▶ **Job**
Make an exact transcription of the material, leaving out all images.

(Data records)
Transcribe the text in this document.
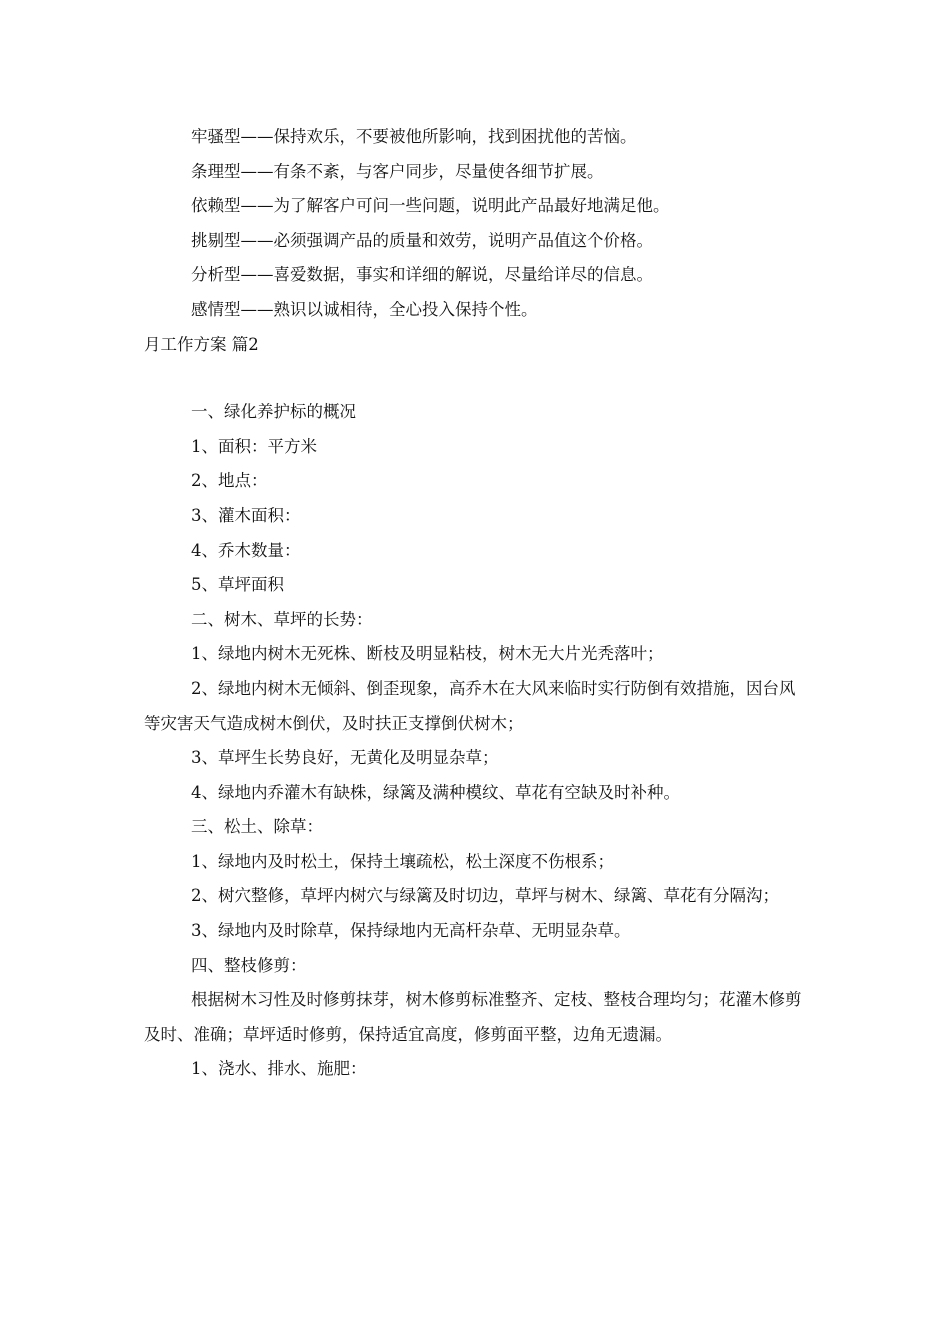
牢骚型——保持欢乐，不要被他所影响，找到困扰他的苦恼。

条理型——有条不紊，与客户同步，尽量使各细节扩展。

依赖型——为了解客户可问一些问题，说明此产品最好地满足他。

挑剔型——必须强调产品的质量和效劳，说明产品值这个价格。

分析型——喜爱数据，事实和详细的解说，尽量给详尽的信息。

感情型——熟识以诚相待，全心投入保持个性。

月工作方案 篇2

一、绿化养护标的概况

1、面积：平方米

2、地点：

3、灌木面积：

4、乔木数量：

5、草坪面积

二、树木、草坪的长势：

1、绿地内树木无死株、断枝及明显粘枝，树木无大片光秃落叶；

2、绿地内树木无倾斜、倒歪现象，高乔木在大风来临时实行防倒有效措施，因台风等灾害天气造成树木倒伏，及时扶正支撑倒伏树木；

3、草坪生长势良好，无黄化及明显杂草；

4、绿地内乔灌木有缺株，绿篱及满种模纹、草花有空缺及时补种。

三、松土、除草：

1、绿地内及时松土，保持土壤疏松，松土深度不伤根系；

2、树穴整修，草坪内树穴与绿篱及时切边，草坪与树木、绿篱、草花有分隔沟；

3、绿地内及时除草，保持绿地内无高杆杂草、无明显杂草。

四、整枝修剪：

根据树木习性及时修剪抹芽，树木修剪标准整齐、定枝、整枝合理均匀；花灌木修剪及时、准确；草坪适时修剪，保持适宜高度，修剪面平整，边角无遗漏。

1、浇水、排水、施肥：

▶ **Response to this task**
Transcribe the text in this document.
牢骚型——保持欢乐，不要被他所影响，找到困扰他的苦恼。

条理型——有条不紊，与客户同步，尽量使各细节扩展。

依赖型——为了解客户可问一些问题，说明此产品最好地满足他。

挑剔型——必须强调产品的质量和效劳，说明产品值这个价格。

分析型——喜爱数据，事实和详细的解说，尽量给详尽的信息。

感情型——熟识以诚相待，全心投入保持个性。

月工作方案 篇2

一、绿化养护标的概况

1、面积：平方米

2、地点：

3、灌木面积：

4、乔木数量：

5、草坪面积

二、树木、草坪的长势：

1、绿地内树木无死株、断枝及明显粘枝，树木无大片光秃落叶；

2、绿地内树木无倾斜、倒歪现象，高乔木在大风来临时实行防倒有效措施，因台风等灾害天气造成树木倒伏，及时扶正支撑倒伏树木；

3、草坪生长势良好，无黄化及明显杂草；

4、绿地内乔灌木有缺株，绿篱及满种模纹、草花有空缺及时补种。

三、松土、除草：

1、绿地内及时松土，保持土壤疏松，松土深度不伤根系；

2、树穴整修，草坪内树穴与绿篱及时切边，草坪与树木、绿篱、草花有分隔沟；

3、绿地内及时除草，保持绿地内无高杆杂草、无明显杂草。

四、整枝修剪：

根据树木习性及时修剪抹芽，树木修剪标准整齐、定枝、整枝合理均匀；花灌木修剪及时、准确；草坪适时修剪，保持适宜高度，修剪面平整，边角无遗漏。

1、浇水、排水、施肥：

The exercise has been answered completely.